### Text excerpt
>>>>>

Comment by xienze
4 hours ago
> Why do people buy movies digitally anyway? I can understand digital movies (they are convenient) but renting or streaming seems far more reasonable. If you truly want to own a movie as I suspect people who buy them digitally do, the only way to ensure that is to buy it on DVD/Blu-ray and rip
You're forgetting there's a slice of people who want to "own" a movie library but don't have the technical acumen to rip and/or (more importantly) host (consider that you'd have to stand up a Jellyfin server and have a good amount of HDD space -- I personally have 50TB).
Again, it's not _that_ hard in general but daunting enough and with high enough startup costs to dissuade a lot of people.
And time. I have archived some of my collection, but it does take a lot of time to rip the disks, test that they worked correctly. Then years later find out you did something wrong and there is no sound anymore, or you just got stereo and the surround mix is broken.
Streaming is so easy, don't need to find a disk. Load it, watch all the ads and warnings.

<<<<<

### Data for review
>>>>>

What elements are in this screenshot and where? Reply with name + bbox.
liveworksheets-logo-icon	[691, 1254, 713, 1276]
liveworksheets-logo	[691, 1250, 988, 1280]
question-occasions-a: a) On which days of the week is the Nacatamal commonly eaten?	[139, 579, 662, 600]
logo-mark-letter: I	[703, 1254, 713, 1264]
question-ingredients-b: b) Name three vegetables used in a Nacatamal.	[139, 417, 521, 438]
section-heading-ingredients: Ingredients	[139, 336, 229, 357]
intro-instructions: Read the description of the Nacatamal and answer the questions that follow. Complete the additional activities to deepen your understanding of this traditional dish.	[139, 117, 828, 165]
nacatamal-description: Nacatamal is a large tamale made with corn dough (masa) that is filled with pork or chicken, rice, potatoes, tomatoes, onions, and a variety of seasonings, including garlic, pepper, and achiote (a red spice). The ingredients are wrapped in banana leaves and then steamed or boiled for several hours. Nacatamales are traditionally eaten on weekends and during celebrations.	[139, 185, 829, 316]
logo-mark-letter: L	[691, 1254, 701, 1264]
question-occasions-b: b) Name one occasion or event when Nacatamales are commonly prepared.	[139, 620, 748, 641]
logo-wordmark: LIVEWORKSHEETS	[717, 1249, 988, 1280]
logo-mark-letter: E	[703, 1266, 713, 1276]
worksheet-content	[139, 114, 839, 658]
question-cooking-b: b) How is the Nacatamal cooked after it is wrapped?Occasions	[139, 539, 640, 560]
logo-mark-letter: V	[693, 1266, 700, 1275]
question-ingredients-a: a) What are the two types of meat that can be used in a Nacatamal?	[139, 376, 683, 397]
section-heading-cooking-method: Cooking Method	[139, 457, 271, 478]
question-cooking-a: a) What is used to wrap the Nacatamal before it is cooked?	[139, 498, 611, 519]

<<<<<

### Tasks for this exercise
A – Answer these from the discussion of buying movies digitally:
(i) How much hard drive space does the commenter say they personally have?
(ii) Which server software is named as something you would have to stand up to host a movie library?
(iii) What problems with the audio might someone find years after ripping their disks?
B – Carry on the discussion of buying movies digitally, starting after its final line.
None of the entries are needed for what is asked here.

### Answers to each task
A –
(i) 50TB.
(ii) Jellyfin.
(iii) There might be no sound at all, or only stereo with a broken surround mix.

B –
I have the technical acumen and money, but zero desire or time to spend ripping discs. It's far too easy to raid the "five dollar bin" at MoviesAnywhere (like I used to do at Wal-Mart and Best Buy).
Licensing issues like Sony's aside, the studios did MoviesAnywhere right. I can buy the disc (often used) and redeem the code, or buy digitally, and download/stream everywhere that matters to me and my family.
Owning a shelf and a blueray player requires zero "Technical acumen" and gets you far cheaper media than any of the online services, but requires you to plan at least a couple days ahead of time. That's the crux.
People are willing to give up everything for not having to wait a couple days to watch a movie.